---------- GIVEN ENTRIES ----------

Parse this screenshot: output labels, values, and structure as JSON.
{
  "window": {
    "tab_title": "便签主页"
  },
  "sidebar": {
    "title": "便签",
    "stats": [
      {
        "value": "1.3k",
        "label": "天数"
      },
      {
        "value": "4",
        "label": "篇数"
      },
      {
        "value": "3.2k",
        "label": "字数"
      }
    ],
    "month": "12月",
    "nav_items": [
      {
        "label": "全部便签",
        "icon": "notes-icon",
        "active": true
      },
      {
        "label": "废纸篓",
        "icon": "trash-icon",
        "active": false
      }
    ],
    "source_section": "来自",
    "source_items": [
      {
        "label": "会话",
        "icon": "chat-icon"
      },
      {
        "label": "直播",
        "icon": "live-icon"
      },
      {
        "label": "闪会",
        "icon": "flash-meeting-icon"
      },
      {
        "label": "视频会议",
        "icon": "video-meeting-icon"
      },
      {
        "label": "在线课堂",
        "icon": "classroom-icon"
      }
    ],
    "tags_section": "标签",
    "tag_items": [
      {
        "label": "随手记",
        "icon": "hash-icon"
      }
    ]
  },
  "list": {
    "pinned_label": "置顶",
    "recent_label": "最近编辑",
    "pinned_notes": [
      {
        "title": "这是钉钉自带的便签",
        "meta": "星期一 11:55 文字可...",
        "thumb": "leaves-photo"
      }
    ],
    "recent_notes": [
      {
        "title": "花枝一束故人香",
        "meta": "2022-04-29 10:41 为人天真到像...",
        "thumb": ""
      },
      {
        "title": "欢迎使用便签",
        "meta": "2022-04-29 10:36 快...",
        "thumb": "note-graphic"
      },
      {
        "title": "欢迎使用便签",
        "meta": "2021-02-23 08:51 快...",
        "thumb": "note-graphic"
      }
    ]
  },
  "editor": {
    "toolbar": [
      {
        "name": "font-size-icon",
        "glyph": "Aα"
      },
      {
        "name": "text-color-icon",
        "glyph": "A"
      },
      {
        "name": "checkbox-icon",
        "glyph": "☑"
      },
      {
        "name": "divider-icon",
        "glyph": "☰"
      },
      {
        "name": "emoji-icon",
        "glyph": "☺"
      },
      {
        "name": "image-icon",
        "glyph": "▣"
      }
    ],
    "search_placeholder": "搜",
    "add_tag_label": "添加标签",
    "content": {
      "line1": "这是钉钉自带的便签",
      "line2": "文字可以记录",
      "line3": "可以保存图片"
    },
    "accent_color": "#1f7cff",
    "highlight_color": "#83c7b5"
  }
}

----------

Write out all of the records once more, exactly.

◆ RESULT:
Parse this screenshot: output labels, values, and structure as JSON.
{
  "window": {
    "tab_title": "便签主页"
  },
  "sidebar": {
    "title": "便签",
    "stats": [
      {
        "value": "1.3k",
        "label": "天数"
      },
      {
        "value": "4",
        "label": "篇数"
      },
      {
        "value": "3.2k",
        "label": "字数"
      }
    ],
    "month": "12月",
    "nav_items": [
      {
        "label": "全部便签",
        "icon": "notes-icon",
        "active": true
      },
      {
        "label": "废纸篓",
        "icon": "trash-icon",
        "active": false
      }
    ],
    "source_section": "来自",
    "source_items": [
      {
        "label": "会话",
        "icon": "chat-icon"
      },
      {
        "label": "直播",
        "icon": "live-icon"
      },
      {
        "label": "闪会",
        "icon": "flash-meeting-icon"
      },
      {
        "label": "视频会议",
        "icon": "video-meeting-icon"
      },
      {
        "label": "在线课堂",
        "icon": "classroom-icon"
      }
    ],
    "tags_section": "标签",
    "tag_items": [
      {
        "label": "随手记",
        "icon": "hash-icon"
      }
    ]
  },
  "list": {
    "pinned_label": "置顶",
    "recent_label": "最近编辑",
    "pinned_notes": [
      {
        "title": "这是钉钉自带的便签",
        "meta": "星期一 11:55 文字可...",
        "thumb": "leaves-photo"
      }
    ],
    "recent_notes": [
      {
        "title": "花枝一束故人香",
        "meta": "2022-04-29 10:41 为人天真到像...",
        "thumb": ""
      },
      {
        "title": "欢迎使用便签",
        "meta": "2022-04-29 10:36 快...",
        "thumb": "note-graphic"
      },
      {
        "title": "欢迎使用便签",
        "meta": "2021-02-23 08:51 快...",
        "thumb": "note-graphic"
      }
    ]
  },
  "editor": {
    "toolbar": [
      {
        "name": "font-size-icon",
        "glyph": "Aα"
      },
      {
        "name": "text-color-icon",
        "glyph": "A"
      },
      {
        "name": "checkbox-icon",
        "glyph": "☑"
      },
      {
        "name": "divider-icon",
        "glyph": "☰"
      },
      {
        "name": "emoji-icon",
        "glyph": "☺"
      },
      {
        "name": "image-icon",
        "glyph": "▣"
      }
    ],
    "search_placeholder": "搜",
    "add_tag_label": "添加标签",
    "content": {
      "line1": "这是钉钉自带的便签",
      "line2": "文字可以记录",
      "line3": "可以保存图片"
    },
    "accent_color": "#1f7cff",
    "highlight_color": "#83c7b5"
  }
}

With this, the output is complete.